==== Passage given ====

I think your replies convey part of my confusion. Your description describes an application that "wraps" or contains a SCITT Transparency Service (you talk about SAG-CTR and Trust Registry Concept). That may be an interesting application, but it extends the core requirements and architecture philosophy of a SCITT Transparency service. It is an application with a TS store, not a pure TS. Is that correct? It seems we are confusing both of these concepts, perhaps you can clarify if I am understanding correctly.

To that point, let me say I want to build a pluggable TS client, perhaps to perform an Auditor role. I want to be able to read the TS inside your SAG-CTR app via API conforming to WG specs (we will presume you offer this feature to clients, it's already been decided for this hypothetical scenario). Via the API, I find one or more registered Transparent Statements and there are server records that indicate two different registry policies over the course of time, how would I interact with your SAG-CTR Trust Registry) in a conformant way with draft standard in this I-D? It would be exceedingly difficult, or perhaps not possible, without writing custom code to understand each successive change in the free-form text registration policy? Should I just email you or your support engineer to know how I interpret words or phrases in that free-form text registration policy when it is ambiguous and I need to write code for that?

I ask because it seems for your application, built on top of spec-conformant TS, why have a registration policy at all? Again, I am talking about programmatic access for client operations to register the payload. I know talking about the content of any other payload itself is different, and I completely understand the context you presented here for your application layer.

====

To do: Continue the message about SCITT Transparency Services from the point where it ends. The entries that follow were taken from a separate source.

==== Provided records ====

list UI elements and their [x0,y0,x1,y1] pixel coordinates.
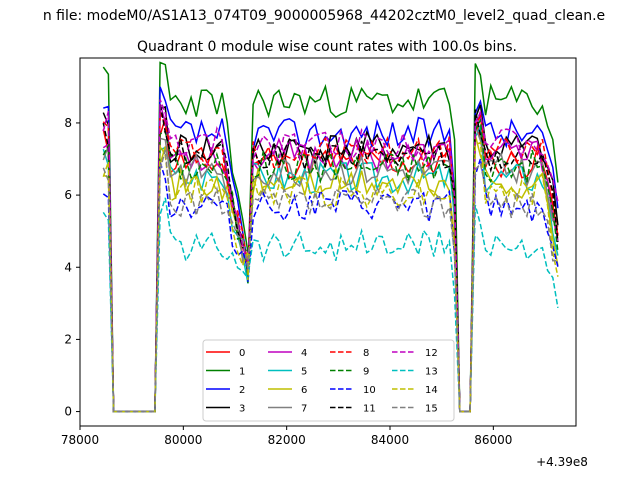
legend-label-5: 5 [301,367,307,378]
y-tick-label: 4 [64,260,72,274]
legend-label-8: 8 [363,348,369,359]
legend-label-10: 10 [363,385,376,396]
series-line-12 [102,99,559,413]
legend-label-2: 2 [239,385,245,396]
figure-suptitle: n file: modeM0/AS1A13_074T09_9000005968_… [43,8,605,24]
series-line-14 [102,141,559,413]
series-line-11 [102,103,559,413]
series-line-13 [102,197,559,413]
y-axis: 0 2 4 6 8 [64,116,80,419]
legend-label-0: 0 [239,348,245,359]
series-line-8 [102,112,559,413]
series-line-15 [102,149,558,413]
legend-label-12: 12 [425,348,438,359]
x-tick-label: 84000 [371,433,409,447]
x-tick-label: 86000 [474,433,512,447]
legend-label-7: 7 [301,404,307,415]
legend-label-6: 6 [301,385,307,396]
legend-label-14: 14 [425,385,438,396]
x-tick-label: 82000 [268,433,306,447]
x-tick-label: 78000 [61,433,99,447]
y-tick-label: 0 [64,405,72,419]
x-tick-label: 80000 [164,433,202,447]
legend-label-9: 9 [363,367,369,378]
x-axis: 78000 80000 82000 84000 86000 [61,426,512,447]
plot-frame [79,57,577,427]
y-tick-label: 8 [64,116,72,130]
legend-label-1: 1 [239,367,245,378]
legend-label-3: 3 [239,404,245,415]
legend-label-4: 4 [301,348,307,359]
series-layer [102,61,559,413]
legend-label-13: 13 [425,367,438,378]
series-line-10 [102,158,559,413]
series-line-7 [102,125,559,413]
legend-label-15: 15 [425,404,438,415]
x-offset-label: +4.39e8 [536,455,588,469]
chart-title: Quadrant 0 module wise count rates with … [137,39,517,55]
legend-box [202,339,455,422]
series-line-1 [102,61,559,413]
y-tick-label: 2 [64,332,72,346]
legend-label-11: 11 [363,404,376,415]
y-tick-label: 6 [64,188,72,202]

====

Task result:
rjb4standards commented 1 month ago

Fair question AJ.

The SAG-CTR Trust Registry provides client with two main services:

  1. Evidence locker (anything goes), but it currently only works with SAG-PM evidence data today, but can support any type of evidence artifacts
  2. Registry of Trust Scores where software consumers can check the trust score for a specific product; this requires a well known payload. Trusted parties upload SAG-PM evidence data containing a SAGScore and other information, which the Gatekeep examines before registering a product in the "Trust Registry", kind of like a Registry of Deeds. I demonstrated this risk sharing info service to NASA and the DOE as a means to share risk assessment scores related to the CISA Secure Attestation Form collection and risk assessment processing that begins in June.
aj-stein-nist commented 1 month ago

OK, so re scenario 2, since that application layers on top of the SCITT Architecture more closely than one, how would we account for this scenario, what would I or others do?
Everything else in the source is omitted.